Extract provided -

>>>>

Gayla Reid (born 12 May 1945) is an Australian-born Canadian writer.

Biography
Born and raised in Armidale, New South Wales, Reid was educated at the University of New England, Australian National University and the University of British Columbia. Remaining in Canada, she was active in the country's feminist movement, editing the newspaper Kinesis and the literary journal Room of One's Own and teaching women's studies at Vancouver Community College.

She began publishing fiction in the early 1990s, winning the Journey Prize in 1993 for her short story "Sister Doyle's Men". In 1994, she published her first short story collection, To Be There With You, which was a winner of the Ethel Wilson Fiction Prize in 1995. All the Seas of the World and Closer Apart were finalists for the Ethel Wilson fiction prize in 2001 and 2002. Come from Afar was published to critical acclaim in 2011. According to jury citation, Gayla Reid stands out for her stunningly beautiful language and her ability to depict places such as Canada, Australia, Vietnam etc.  She also described a state of mind, an evocation of a particular character's relationship to land, people and time. Her fiction combines the poetry of language and observation with the force of highly-accomplished and compelling narrative.

Reid is represented by the Carolyn Swayze Literary Agency.

Awards
 1993, Journey Prize
 1995, Ethel Wilson Fiction Prize
 2005, Marian Engel Award

Selected bibliography
 To Be There With You. Vancouver: Douglas and McIntyre, 1994.
 All the Seas of the World. Toronto: Stoddart, 2001.

<<<<

Data records -
>>>>

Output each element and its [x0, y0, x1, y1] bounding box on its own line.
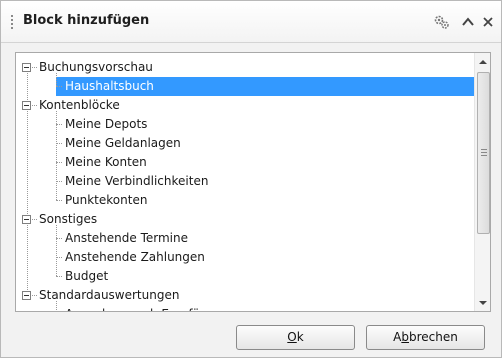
tree-connector	[56, 301, 57, 311]
ok-label-rest: k	[296, 330, 304, 344]
tree-item-label: Punktekonten	[65, 193, 148, 207]
collapse-toggle-icon[interactable]	[22, 101, 31, 110]
collapse-toggle-icon[interactable]	[22, 215, 31, 224]
tree-group-row[interactable]: Buchungsvorschau	[16, 58, 474, 77]
ok-button[interactable]: Ok	[236, 325, 355, 350]
tree-item-row[interactable]: Ausgaben nach Empfänger	[16, 305, 474, 311]
tree-item-label: Meine Verbindlichkeiten	[65, 174, 209, 188]
cancel-mnemonic: b	[401, 330, 409, 344]
tree-item-label: Budget	[65, 269, 109, 283]
tree-item-row[interactable]: Anstehende Zahlungen	[16, 248, 474, 267]
settings-gear-icon[interactable]	[433, 13, 451, 31]
tree-item-row[interactable]: Meine Depots	[16, 115, 474, 134]
tree-item-row[interactable]: Punktekonten	[16, 191, 474, 210]
scroll-up-arrow-icon	[479, 59, 487, 64]
tree-group-row[interactable]: Kontenblöcke	[16, 96, 474, 115]
tree-item-label: Meine Depots	[65, 117, 148, 131]
tree-connector	[56, 225, 57, 276]
cancel-button[interactable]: Abbrechen	[366, 325, 485, 350]
tree-item-label: Haushaltsbuch	[62, 77, 157, 96]
tree-group-row[interactable]: Sonstiges	[16, 210, 474, 229]
thumb-grip-icon	[481, 149, 487, 158]
collapse-chevron-up-icon[interactable]	[459, 13, 477, 31]
tree-item-row[interactable]: Haushaltsbuch	[56, 77, 474, 96]
scroll-down-button[interactable]	[475, 294, 490, 311]
close-x-icon[interactable]	[479, 13, 497, 31]
tree-item-row[interactable]: Meine Verbindlichkeiten	[16, 172, 474, 191]
block-tree-list[interactable]: Buchungsvorschau Haushaltsbuch Kontenblöck…	[15, 52, 491, 312]
panel-header: Block hinzufügen	[1, 1, 501, 43]
scroll-down-arrow-icon	[479, 300, 487, 305]
tree-item-row[interactable]: Budget	[16, 267, 474, 286]
add-block-panel: Block hinzufügen Buchungsvorschau Haushal…	[0, 0, 502, 358]
tree-item-row[interactable]: Meine Geldanlagen	[16, 134, 474, 153]
tree-item-label: Meine Konten	[65, 155, 147, 169]
scroll-up-button[interactable]	[475, 53, 490, 70]
tree-group-label: Standardauswertungen	[39, 288, 180, 302]
tree-connector	[27, 111, 28, 214]
tree-item-label: Ausgaben nach Empfänger	[62, 305, 230, 311]
tree-item-label: Meine Geldanlagen	[65, 136, 181, 150]
drag-grip-icon[interactable]	[11, 15, 14, 29]
panel-title: Block hinzufügen	[23, 13, 150, 28]
tree-item-label: Anstehende Zahlungen	[65, 250, 205, 264]
tree-connector	[27, 225, 28, 290]
collapse-toggle-icon[interactable]	[22, 63, 31, 72]
scroll-thumb[interactable]	[477, 72, 490, 234]
tree-group-label: Kontenblöcke	[39, 98, 120, 112]
tree-connector	[56, 111, 57, 200]
cancel-label-rest: brechen	[408, 330, 458, 344]
vertical-scrollbar[interactable]	[474, 53, 490, 311]
tree-connector	[56, 73, 57, 86]
tree-item-row[interactable]: Meine Konten	[16, 153, 474, 172]
tree-item-row[interactable]: Anstehende Termine	[16, 229, 474, 248]
ok-mnemonic: O	[287, 330, 297, 344]
tree-group-label: Buchungsvorschau	[39, 60, 153, 74]
tree-item-label: Anstehende Termine	[65, 231, 188, 245]
tree-group-label: Sonstiges	[39, 212, 98, 226]
tree-group-row[interactable]: Standardauswertungen	[16, 286, 474, 305]
collapse-toggle-icon[interactable]	[22, 291, 31, 300]
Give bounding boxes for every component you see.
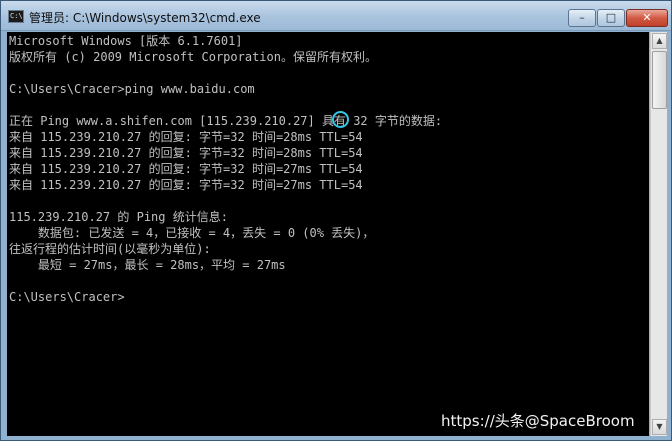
console-line: C:\Users\Cracer>ping www.baidu.com xyxy=(9,82,255,96)
console-line: Microsoft Windows [版本 6.1.7601] xyxy=(9,34,243,48)
console-prompt: C:\Users\Cracer> xyxy=(9,290,125,304)
console-line: 数据包: 已发送 = 4，已接收 = 4，丢失 = 0 (0% 丢失)， xyxy=(9,226,375,240)
window-title: 管理员: C:\Windows\system32\cmd.exe xyxy=(29,11,261,25)
maximize-button[interactable]: □ xyxy=(597,9,625,27)
close-button[interactable]: ✕ xyxy=(626,9,668,27)
cmd-app-icon[interactable]: C:\ xyxy=(8,10,24,23)
mouse-cursor-ring-icon xyxy=(332,111,349,128)
title-bar[interactable]: C:\ 管理员: C:\Windows\system32\cmd.exe – □… xyxy=(1,1,671,31)
console-line: 最短 = 27ms，最长 = 28ms，平均 = 27ms xyxy=(9,258,286,272)
console-line: 往返行程的估计时间(以毫秒为单位): xyxy=(9,242,211,256)
console-line: 正在 Ping www.a.shifen.com [115.239.210.27… xyxy=(9,114,443,128)
console-line: 来自 115.239.210.27 的回复: 字节=32 时间=27ms TTL… xyxy=(9,162,363,176)
watermark: https://头条@SpaceBroom xyxy=(441,412,635,430)
scroll-up-arrow-icon[interactable]: ▲ xyxy=(652,33,667,49)
vertical-scrollbar[interactable]: ▲ ▼ xyxy=(650,32,667,436)
minimize-button[interactable]: – xyxy=(568,9,596,27)
scroll-down-arrow-icon[interactable]: ▼ xyxy=(652,419,667,435)
console-output[interactable]: Microsoft Windows [版本 6.1.7601] 版权所有 (c)… xyxy=(7,32,649,436)
scrollbar-thumb[interactable] xyxy=(652,51,667,109)
cmd-window: C:\ 管理员: C:\Windows\system32\cmd.exe – □… xyxy=(0,0,672,441)
console-line: 来自 115.239.210.27 的回复: 字节=32 时间=28ms TTL… xyxy=(9,130,363,144)
console-line: 来自 115.239.210.27 的回复: 字节=32 时间=27ms TTL… xyxy=(9,178,363,192)
console-line: 版权所有 (c) 2009 Microsoft Corporation。保留所有… xyxy=(9,50,377,64)
console-line: 来自 115.239.210.27 的回复: 字节=32 时间=28ms TTL… xyxy=(9,146,363,160)
console-line: 115.239.210.27 的 Ping 统计信息: xyxy=(9,210,228,224)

<<<<

Directions -
1. Reproduce the Gayla Reid biography from "Gayla Reid (born" to "Vancouver Community College.", changing "Armidale" to "Tamworth".
2. Format the listing lines from the line with "301, 57, 311]" to the line with "add-block-panel: Block hinzufügen" as a Markdown table with the columns n and Line. Number each row, and leave out blank lines.

The responses -
1.
Gayla Reid (born 12 May 1945) is an Australian-born Canadian writer.

Biography
Born and raised in Tamworth, New South Wales, Reid was educated at the University of New England, Australian National University and the University of British Columbia. Remaining in Canada, she was active in the country's feminist movement, editing the newspaper Kinesis and the literary journal Room of One's Own and teaching women's studies at Vancouver Community College.

2.
| n | Line |
|---|---|
| 1 | tree-connector	[56, 301, 57, 311] |
| 2 | ok-label-rest: k	[296, 330, 304, 344] |
| 3 | tree-item-label: Punktekonten	[65, 193, 148, 207] |
| 4 | collapse-toggle-icon[interactable]	[22, 101, 31, 110] |
| 5 | collapse-toggle-icon[interactable]	[22, 215, 31, 224] |
| 6 | tree-group-row[interactable]: Buchungsvorschau	[16, 58, 474, 77] |
| 7 | ok-button[interactable]: Ok	[236, 325, 355, 350] |
| 8 | tree-item-row[interactable]: Ausgaben nach Empfänger	[16, 305, 474, 311] |
| 9 | tree-item-label: Meine Verbindlichkeiten	[65, 174, 209, 188] |
| 10 | cancel-mnemonic: b	[401, 330, 409, 344] |
| 11 | tree-item-label: Budget	[65, 269, 109, 283] |
| 12 | tree-item-row[interactable]: Anstehende Zahlungen	[16, 248, 474, 267] |
| 13 | settings-gear-icon[interactable]	[433, 13, 451, 31] |
| 14 | tree-item-row[interactable]: Meine Depots	[16, 115, 474, 134] |
| 15 | tree-item-row[interactable]: Punktekonten	[16, 191, 474, 210] |
| 16 | scroll-up-arrow-icon	[479, 59, 487, 64] |
| 17 | tree-group-row[interactable]: Kontenblöcke	[16, 96, 474, 115] |
| 18 | tree-item-label: Meine Depots	[65, 117, 148, 131] |
| 19 | tree-connector	[56, 225, 57, 276] |
| 20 | cancel-button[interactable]: Abbrechen	[366, 325, 485, 350] |
| 21 | tree-item-label: Haushaltsbuch	[62, 77, 157, 96] |
| 22 | tree-group-row[interactable]: Sonstiges	[16, 210, 474, 229] |
| 23 | thumb-grip-icon	[481, 149, 487, 158] |
| 24 | collapse-chevron-up-icon[interactable]	[459, 13, 477, 31] |
| 25 | tree-item-row[interactable]: Haushaltsbuch	[56, 77, 474, 96] |
| 26 | scroll-down-button[interactable]	[475, 294, 490, 311] |
| 27 | close-x-icon[interactable]	[479, 13, 497, 31] |
| 28 | tree-item-row[interactable]: Meine Verbindlichkeiten	[16, 172, 474, 191] |
| 29 | block-tree-list[interactable]: Buchungsvorschau Haushaltsbuch Kontenblöck…	[15, 52, 491, 312] |
| 30 | panel-header: Block hinzufügen	[1, 1, 501, 43] |
| 31 | scroll-down-arrow-icon	[479, 300, 487, 305] |
| 32 | tree-item-row[interactable]: Budget	[16, 267, 474, 286] |
| 33 | add-block-panel: Block hinzufügen Buchungsvorschau Haushal…	[0, 0, 502, 358] |